Extracted entries
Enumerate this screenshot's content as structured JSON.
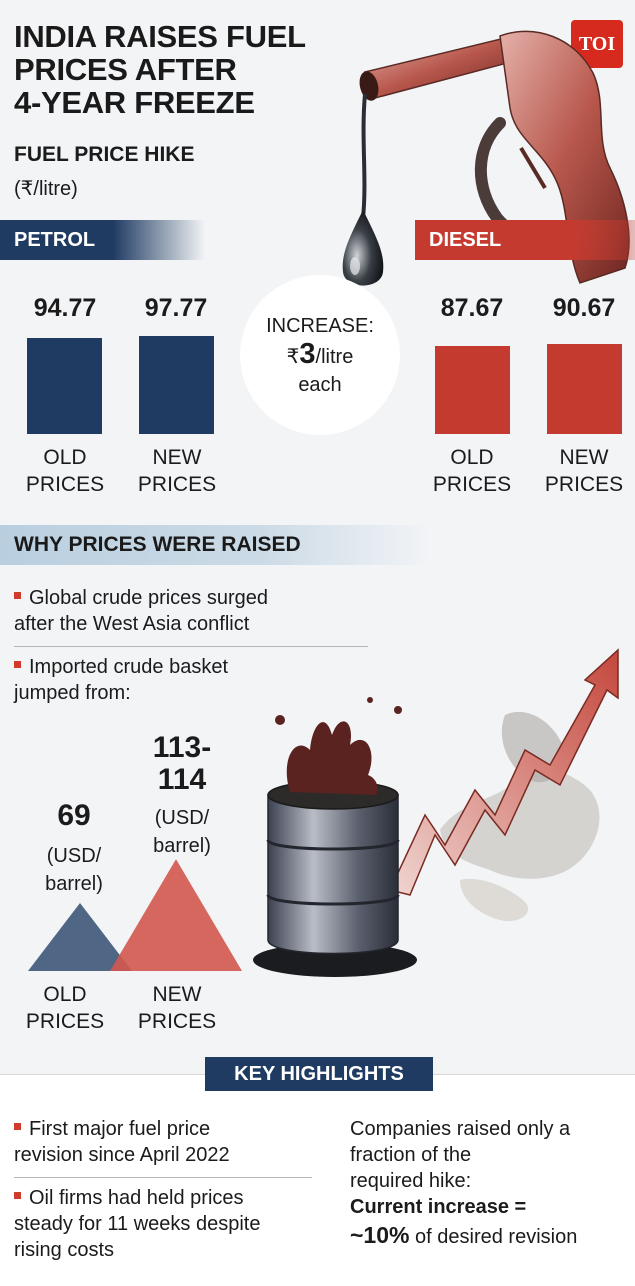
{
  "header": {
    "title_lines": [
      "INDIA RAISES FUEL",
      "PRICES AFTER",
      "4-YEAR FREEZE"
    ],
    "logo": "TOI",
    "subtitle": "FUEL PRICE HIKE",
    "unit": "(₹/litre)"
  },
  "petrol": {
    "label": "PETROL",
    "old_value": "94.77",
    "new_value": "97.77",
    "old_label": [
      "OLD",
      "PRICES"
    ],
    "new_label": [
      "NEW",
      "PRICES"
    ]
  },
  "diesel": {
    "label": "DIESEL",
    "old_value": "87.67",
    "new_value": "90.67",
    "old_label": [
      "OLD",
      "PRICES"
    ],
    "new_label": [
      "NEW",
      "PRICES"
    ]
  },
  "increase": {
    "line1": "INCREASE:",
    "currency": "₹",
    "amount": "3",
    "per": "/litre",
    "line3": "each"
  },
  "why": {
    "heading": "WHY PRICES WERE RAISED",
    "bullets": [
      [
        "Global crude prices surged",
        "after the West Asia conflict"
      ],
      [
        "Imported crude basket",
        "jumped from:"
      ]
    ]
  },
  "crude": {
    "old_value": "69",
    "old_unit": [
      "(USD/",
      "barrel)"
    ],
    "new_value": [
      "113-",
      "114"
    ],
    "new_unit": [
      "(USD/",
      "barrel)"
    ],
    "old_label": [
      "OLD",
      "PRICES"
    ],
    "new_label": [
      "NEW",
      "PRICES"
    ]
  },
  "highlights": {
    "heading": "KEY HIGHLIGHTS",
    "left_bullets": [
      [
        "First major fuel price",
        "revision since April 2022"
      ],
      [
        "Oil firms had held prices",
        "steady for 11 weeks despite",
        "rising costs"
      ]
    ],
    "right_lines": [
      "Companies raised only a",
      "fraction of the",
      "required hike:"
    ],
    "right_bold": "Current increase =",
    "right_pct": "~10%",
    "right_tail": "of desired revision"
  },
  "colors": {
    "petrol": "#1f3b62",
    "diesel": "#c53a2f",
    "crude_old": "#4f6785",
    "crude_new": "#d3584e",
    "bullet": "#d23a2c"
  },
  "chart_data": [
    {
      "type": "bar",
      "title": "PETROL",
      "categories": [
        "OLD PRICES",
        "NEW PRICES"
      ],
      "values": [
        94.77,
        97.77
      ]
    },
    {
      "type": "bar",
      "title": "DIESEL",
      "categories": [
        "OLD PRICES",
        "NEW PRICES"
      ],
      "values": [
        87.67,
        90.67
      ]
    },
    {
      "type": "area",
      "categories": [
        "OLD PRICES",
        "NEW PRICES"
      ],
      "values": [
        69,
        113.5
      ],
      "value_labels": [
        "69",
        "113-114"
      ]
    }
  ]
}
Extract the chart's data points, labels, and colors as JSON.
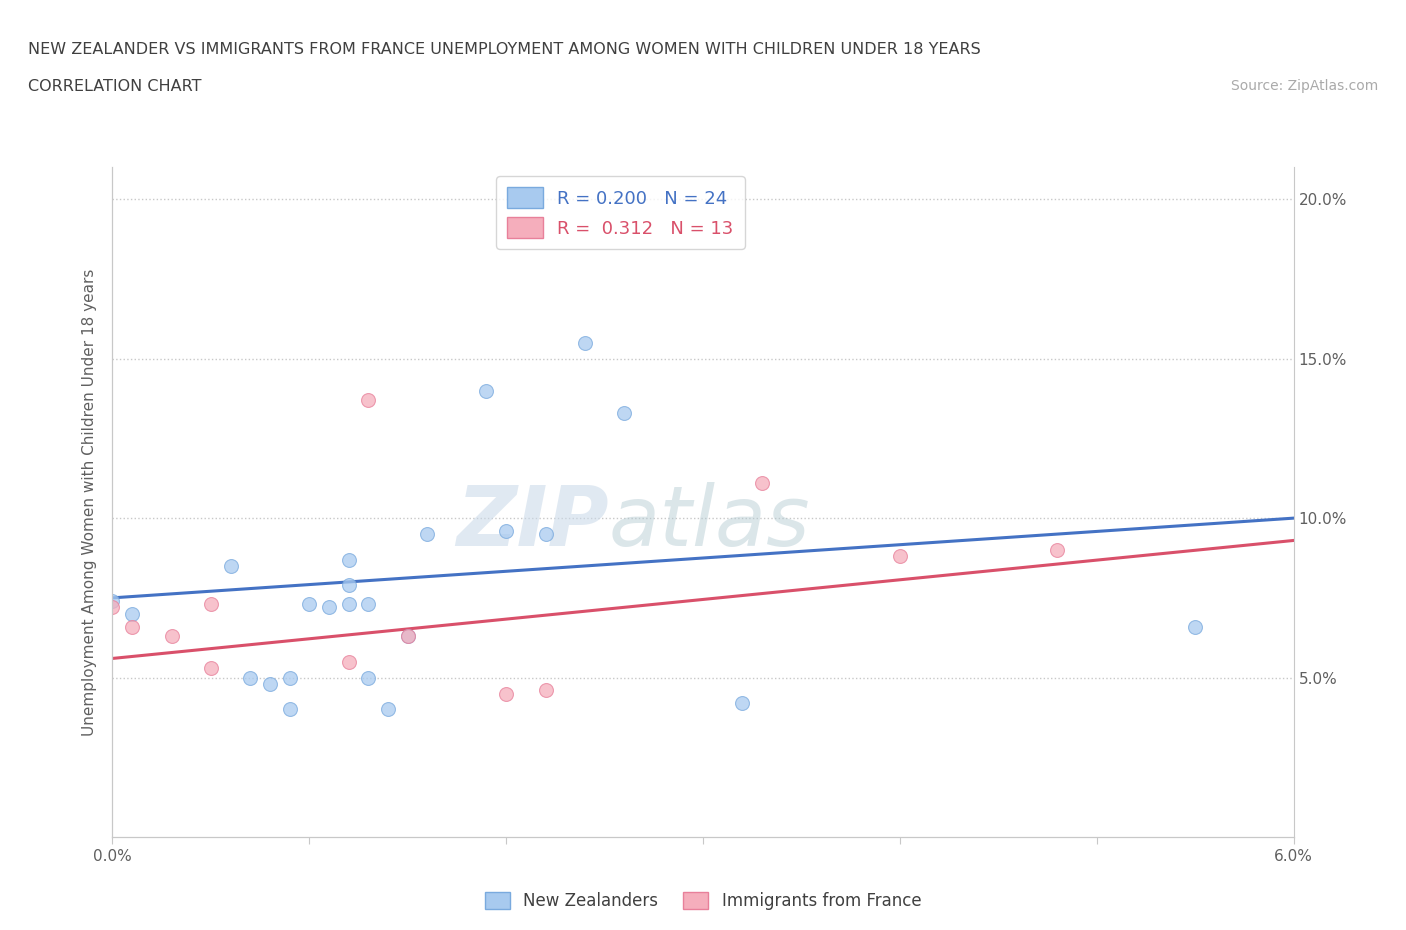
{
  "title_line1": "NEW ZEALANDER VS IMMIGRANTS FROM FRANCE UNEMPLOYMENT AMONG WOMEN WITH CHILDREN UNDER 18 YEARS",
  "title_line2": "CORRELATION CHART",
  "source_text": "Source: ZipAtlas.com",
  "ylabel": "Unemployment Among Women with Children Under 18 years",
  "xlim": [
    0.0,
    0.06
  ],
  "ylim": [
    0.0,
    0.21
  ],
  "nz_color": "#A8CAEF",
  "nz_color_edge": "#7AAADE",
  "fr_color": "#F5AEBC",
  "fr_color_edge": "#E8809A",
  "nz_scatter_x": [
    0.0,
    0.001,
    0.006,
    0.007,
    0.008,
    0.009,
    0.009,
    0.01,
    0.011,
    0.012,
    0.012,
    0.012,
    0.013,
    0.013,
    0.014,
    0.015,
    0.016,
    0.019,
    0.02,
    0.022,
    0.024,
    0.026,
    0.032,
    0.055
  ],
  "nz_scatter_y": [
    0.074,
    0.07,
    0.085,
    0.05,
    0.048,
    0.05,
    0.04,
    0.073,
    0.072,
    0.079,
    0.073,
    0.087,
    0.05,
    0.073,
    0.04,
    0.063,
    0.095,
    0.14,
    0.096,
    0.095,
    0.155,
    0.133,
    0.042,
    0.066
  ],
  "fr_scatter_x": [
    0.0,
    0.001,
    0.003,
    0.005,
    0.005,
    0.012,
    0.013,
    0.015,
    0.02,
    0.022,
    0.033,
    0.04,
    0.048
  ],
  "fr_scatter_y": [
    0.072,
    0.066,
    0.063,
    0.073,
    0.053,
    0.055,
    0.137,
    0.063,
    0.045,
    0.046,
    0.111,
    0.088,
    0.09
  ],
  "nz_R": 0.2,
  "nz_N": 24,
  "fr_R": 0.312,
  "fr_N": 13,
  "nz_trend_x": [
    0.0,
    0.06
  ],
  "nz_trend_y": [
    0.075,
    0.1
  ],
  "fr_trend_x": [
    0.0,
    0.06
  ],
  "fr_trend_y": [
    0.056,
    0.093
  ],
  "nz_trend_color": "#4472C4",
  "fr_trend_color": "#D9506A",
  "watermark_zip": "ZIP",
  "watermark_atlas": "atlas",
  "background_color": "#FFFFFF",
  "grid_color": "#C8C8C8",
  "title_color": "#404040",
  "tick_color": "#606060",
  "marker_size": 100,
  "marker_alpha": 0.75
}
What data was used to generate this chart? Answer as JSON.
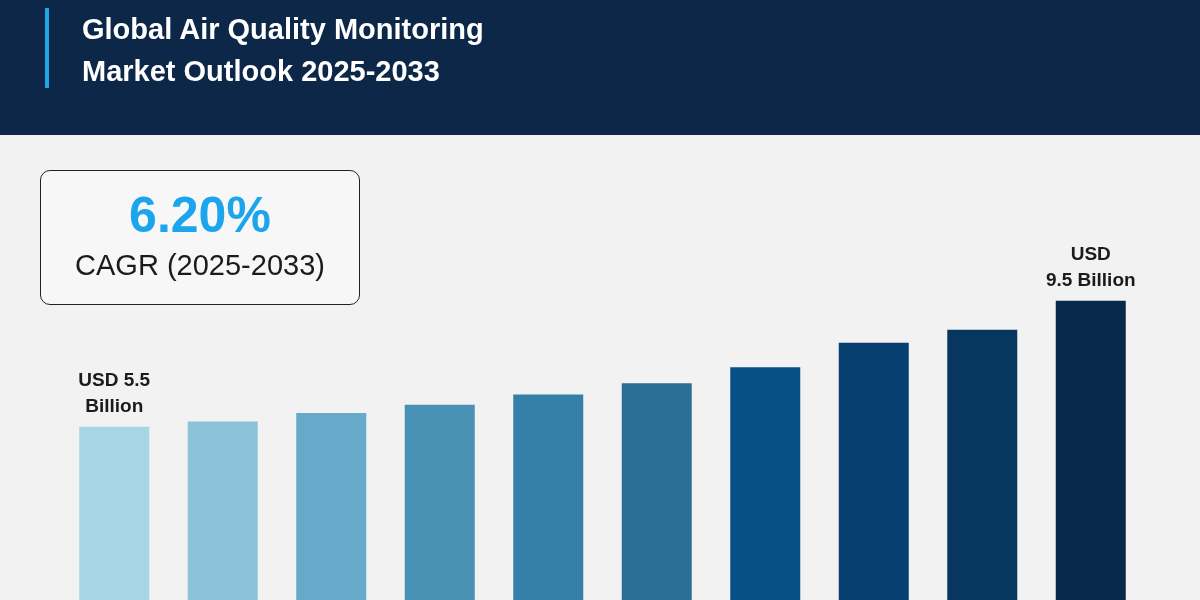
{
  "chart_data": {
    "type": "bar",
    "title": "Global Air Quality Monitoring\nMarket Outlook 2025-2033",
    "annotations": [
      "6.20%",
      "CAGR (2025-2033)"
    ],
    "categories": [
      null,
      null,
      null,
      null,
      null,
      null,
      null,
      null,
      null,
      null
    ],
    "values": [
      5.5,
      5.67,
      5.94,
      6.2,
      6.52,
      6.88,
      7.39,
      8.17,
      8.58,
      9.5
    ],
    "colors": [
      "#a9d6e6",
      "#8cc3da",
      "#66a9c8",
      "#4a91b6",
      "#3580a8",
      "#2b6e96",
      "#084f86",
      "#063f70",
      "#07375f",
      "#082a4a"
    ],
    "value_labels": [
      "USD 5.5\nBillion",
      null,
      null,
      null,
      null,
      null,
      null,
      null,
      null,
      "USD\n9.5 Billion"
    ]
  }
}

Work instructions
Reproduce all of the entries word for word, skipping any pictures they hold.

Answer
Enumerate this screenshot's content as structured JSON.
{
  "header": {
    "title_lines": [
      "INDIA RAISES FUEL",
      "PRICES AFTER",
      "4-YEAR FREEZE"
    ],
    "logo": "TOI",
    "subtitle": "FUEL PRICE HIKE",
    "unit": "(₹/litre)"
  },
  "petrol": {
    "label": "PETROL",
    "old_value": "94.77",
    "new_value": "97.77",
    "old_label": [
      "OLD",
      "PRICES"
    ],
    "new_label": [
      "NEW",
      "PRICES"
    ]
  },
  "diesel": {
    "label": "DIESEL",
    "old_value": "87.67",
    "new_value": "90.67",
    "old_label": [
      "OLD",
      "PRICES"
    ],
    "new_label": [
      "NEW",
      "PRICES"
    ]
  },
  "increase": {
    "line1": "INCREASE:",
    "currency": "₹",
    "amount": "3",
    "per": "/litre",
    "line3": "each"
  },
  "why": {
    "heading": "WHY PRICES WERE RAISED",
    "bullets": [
      [
        "Global crude prices surged",
        "after the West Asia conflict"
      ],
      [
        "Imported crude basket",
        "jumped from:"
      ]
    ]
  },
  "crude": {
    "old_value": "69",
    "old_unit": [
      "(USD/",
      "barrel)"
    ],
    "new_value": [
      "113-",
      "114"
    ],
    "new_unit": [
      "(USD/",
      "barrel)"
    ],
    "old_label": [
      "OLD",
      "PRICES"
    ],
    "new_label": [
      "NEW",
      "PRICES"
    ]
  },
  "highlights": {
    "heading": "KEY HIGHLIGHTS",
    "left_bullets": [
      [
        "First major fuel price",
        "revision since April 2022"
      ],
      [
        "Oil firms had held prices",
        "steady for 11 weeks despite",
        "rising costs"
      ]
    ],
    "right_lines": [
      "Companies raised only a",
      "fraction of the",
      "required hike:"
    ],
    "right_bold": "Current increase =",
    "right_pct": "~10%",
    "right_tail": "of desired revision"
  },
  "colors": {
    "petrol": "#1f3b62",
    "diesel": "#c53a2f",
    "crude_old": "#4f6785",
    "crude_new": "#d3584e",
    "bullet": "#d23a2c"
  },
  "chart_data": [
    {
      "type": "bar",
      "title": "PETROL",
      "categories": [
        "OLD PRICES",
        "NEW PRICES"
      ],
      "values": [
        94.77,
        97.77
      ]
    },
    {
      "type": "bar",
      "title": "DIESEL",
      "categories": [
        "OLD PRICES",
        "NEW PRICES"
      ],
      "values": [
        87.67,
        90.67
      ]
    },
    {
      "type": "area",
      "categories": [
        "OLD PRICES",
        "NEW PRICES"
      ],
      "values": [
        69,
        113.5
      ],
      "value_labels": [
        "69",
        "113-114"
      ]
    }
  ]
}
Extract the chart's data points, labels, and colors as JSON.
{
  "title_line1": "NEW ZEALANDER VS IMMIGRANTS FROM FRANCE UNEMPLOYMENT AMONG WOMEN WITH CHILDREN UNDER 18 YEARS",
  "title_line2": "CORRELATION CHART",
  "source_text": "Source: ZipAtlas.com",
  "ylabel": "Unemployment Among Women with Children Under 18 years",
  "xlim": [
    0.0,
    0.06
  ],
  "ylim": [
    0.0,
    0.21
  ],
  "nz_color": "#A8CAEF",
  "nz_color_edge": "#7AAADE",
  "fr_color": "#F5AEBC",
  "fr_color_edge": "#E8809A",
  "nz_scatter_x": [
    0.0,
    0.001,
    0.006,
    0.007,
    0.008,
    0.009,
    0.009,
    0.01,
    0.011,
    0.012,
    0.012,
    0.012,
    0.013,
    0.013,
    0.014,
    0.015,
    0.016,
    0.019,
    0.02,
    0.022,
    0.024,
    0.026,
    0.032,
    0.055
  ],
  "nz_scatter_y": [
    0.074,
    0.07,
    0.085,
    0.05,
    0.048,
    0.05,
    0.04,
    0.073,
    0.072,
    0.079,
    0.073,
    0.087,
    0.05,
    0.073,
    0.04,
    0.063,
    0.095,
    0.14,
    0.096,
    0.095,
    0.155,
    0.133,
    0.042,
    0.066
  ],
  "fr_scatter_x": [
    0.0,
    0.001,
    0.003,
    0.005,
    0.005,
    0.012,
    0.013,
    0.015,
    0.02,
    0.022,
    0.033,
    0.04,
    0.048
  ],
  "fr_scatter_y": [
    0.072,
    0.066,
    0.063,
    0.073,
    0.053,
    0.055,
    0.137,
    0.063,
    0.045,
    0.046,
    0.111,
    0.088,
    0.09
  ],
  "nz_R": 0.2,
  "nz_N": 24,
  "fr_R": 0.312,
  "fr_N": 13,
  "nz_trend_x": [
    0.0,
    0.06
  ],
  "nz_trend_y": [
    0.075,
    0.1
  ],
  "fr_trend_x": [
    0.0,
    0.06
  ],
  "fr_trend_y": [
    0.056,
    0.093
  ],
  "nz_trend_color": "#4472C4",
  "fr_trend_color": "#D9506A",
  "watermark_zip": "ZIP",
  "watermark_atlas": "atlas",
  "background_color": "#FFFFFF",
  "grid_color": "#C8C8C8",
  "title_color": "#404040",
  "tick_color": "#606060",
  "marker_size": 100,
  "marker_alpha": 0.75
}
What data was used to generate this chart? Answer as JSON.
{
  "chart_data": {
    "type": "bar",
    "title": "Global Air Quality Monitoring\nMarket Outlook 2025-2033",
    "annotations": [
      "6.20%",
      "CAGR (2025-2033)"
    ],
    "categories": [
      null,
      null,
      null,
      null,
      null,
      null,
      null,
      null,
      null,
      null
    ],
    "values": [
      5.5,
      5.67,
      5.94,
      6.2,
      6.52,
      6.88,
      7.39,
      8.17,
      8.58,
      9.5
    ],
    "colors": [
      "#a9d6e6",
      "#8cc3da",
      "#66a9c8",
      "#4a91b6",
      "#3580a8",
      "#2b6e96",
      "#084f86",
      "#063f70",
      "#07375f",
      "#082a4a"
    ],
    "value_labels": [
      "USD 5.5\nBillion",
      null,
      null,
      null,
      null,
      null,
      null,
      null,
      null,
      "USD\n9.5 Billion"
    ]
  }
}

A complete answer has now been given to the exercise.